Problem statement: The records should be repeated word for word, pictures excluded.

Exercise materials:
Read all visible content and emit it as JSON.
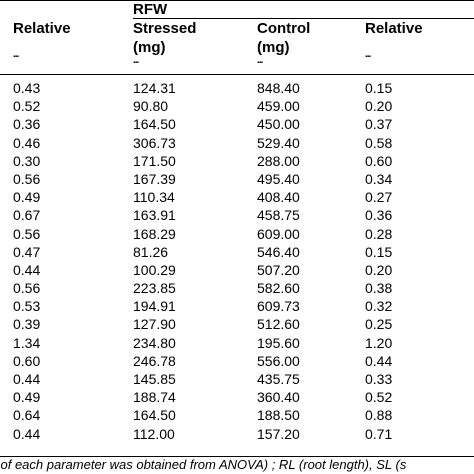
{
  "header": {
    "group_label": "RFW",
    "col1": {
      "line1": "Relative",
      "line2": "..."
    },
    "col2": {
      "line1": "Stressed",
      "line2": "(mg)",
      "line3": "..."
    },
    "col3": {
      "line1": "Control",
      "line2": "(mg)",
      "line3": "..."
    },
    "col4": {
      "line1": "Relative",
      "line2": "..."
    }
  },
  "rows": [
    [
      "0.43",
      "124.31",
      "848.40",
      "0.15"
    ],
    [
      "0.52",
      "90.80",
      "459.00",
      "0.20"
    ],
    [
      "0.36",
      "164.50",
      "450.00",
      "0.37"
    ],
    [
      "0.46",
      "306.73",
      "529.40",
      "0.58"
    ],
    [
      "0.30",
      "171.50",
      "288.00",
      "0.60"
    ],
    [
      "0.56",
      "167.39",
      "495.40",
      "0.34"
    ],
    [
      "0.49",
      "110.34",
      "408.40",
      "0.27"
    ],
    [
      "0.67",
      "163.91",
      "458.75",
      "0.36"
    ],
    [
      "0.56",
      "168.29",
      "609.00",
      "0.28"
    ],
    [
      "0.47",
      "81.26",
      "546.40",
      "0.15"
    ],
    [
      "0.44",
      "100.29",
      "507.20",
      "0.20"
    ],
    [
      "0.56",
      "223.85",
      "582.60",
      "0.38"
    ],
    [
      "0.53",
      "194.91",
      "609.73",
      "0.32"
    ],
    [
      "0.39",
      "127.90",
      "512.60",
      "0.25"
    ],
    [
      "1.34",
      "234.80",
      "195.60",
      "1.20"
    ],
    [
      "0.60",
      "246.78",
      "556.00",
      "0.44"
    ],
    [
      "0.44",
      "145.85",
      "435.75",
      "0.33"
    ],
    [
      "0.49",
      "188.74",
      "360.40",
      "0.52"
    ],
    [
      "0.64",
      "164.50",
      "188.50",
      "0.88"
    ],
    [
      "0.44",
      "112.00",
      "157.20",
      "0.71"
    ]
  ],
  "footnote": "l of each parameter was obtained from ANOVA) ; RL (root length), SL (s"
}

Solved problem:
Read all visible content and emit it as JSON.
{
  "header": {
    "group_label": "RFW",
    "col1": {
      "line1": "Relative",
      "line2": "..."
    },
    "col2": {
      "line1": "Stressed",
      "line2": "(mg)",
      "line3": "..."
    },
    "col3": {
      "line1": "Control",
      "line2": "(mg)",
      "line3": "..."
    },
    "col4": {
      "line1": "Relative",
      "line2": "..."
    }
  },
  "rows": [
    [
      "0.43",
      "124.31",
      "848.40",
      "0.15"
    ],
    [
      "0.52",
      "90.80",
      "459.00",
      "0.20"
    ],
    [
      "0.36",
      "164.50",
      "450.00",
      "0.37"
    ],
    [
      "0.46",
      "306.73",
      "529.40",
      "0.58"
    ],
    [
      "0.30",
      "171.50",
      "288.00",
      "0.60"
    ],
    [
      "0.56",
      "167.39",
      "495.40",
      "0.34"
    ],
    [
      "0.49",
      "110.34",
      "408.40",
      "0.27"
    ],
    [
      "0.67",
      "163.91",
      "458.75",
      "0.36"
    ],
    [
      "0.56",
      "168.29",
      "609.00",
      "0.28"
    ],
    [
      "0.47",
      "81.26",
      "546.40",
      "0.15"
    ],
    [
      "0.44",
      "100.29",
      "507.20",
      "0.20"
    ],
    [
      "0.56",
      "223.85",
      "582.60",
      "0.38"
    ],
    [
      "0.53",
      "194.91",
      "609.73",
      "0.32"
    ],
    [
      "0.39",
      "127.90",
      "512.60",
      "0.25"
    ],
    [
      "1.34",
      "234.80",
      "195.60",
      "1.20"
    ],
    [
      "0.60",
      "246.78",
      "556.00",
      "0.44"
    ],
    [
      "0.44",
      "145.85",
      "435.75",
      "0.33"
    ],
    [
      "0.49",
      "188.74",
      "360.40",
      "0.52"
    ],
    [
      "0.64",
      "164.50",
      "188.50",
      "0.88"
    ],
    [
      "0.44",
      "112.00",
      "157.20",
      "0.71"
    ]
  ],
  "footnote": "l of each parameter was obtained from ANOVA) ; RL (root length), SL (s"
}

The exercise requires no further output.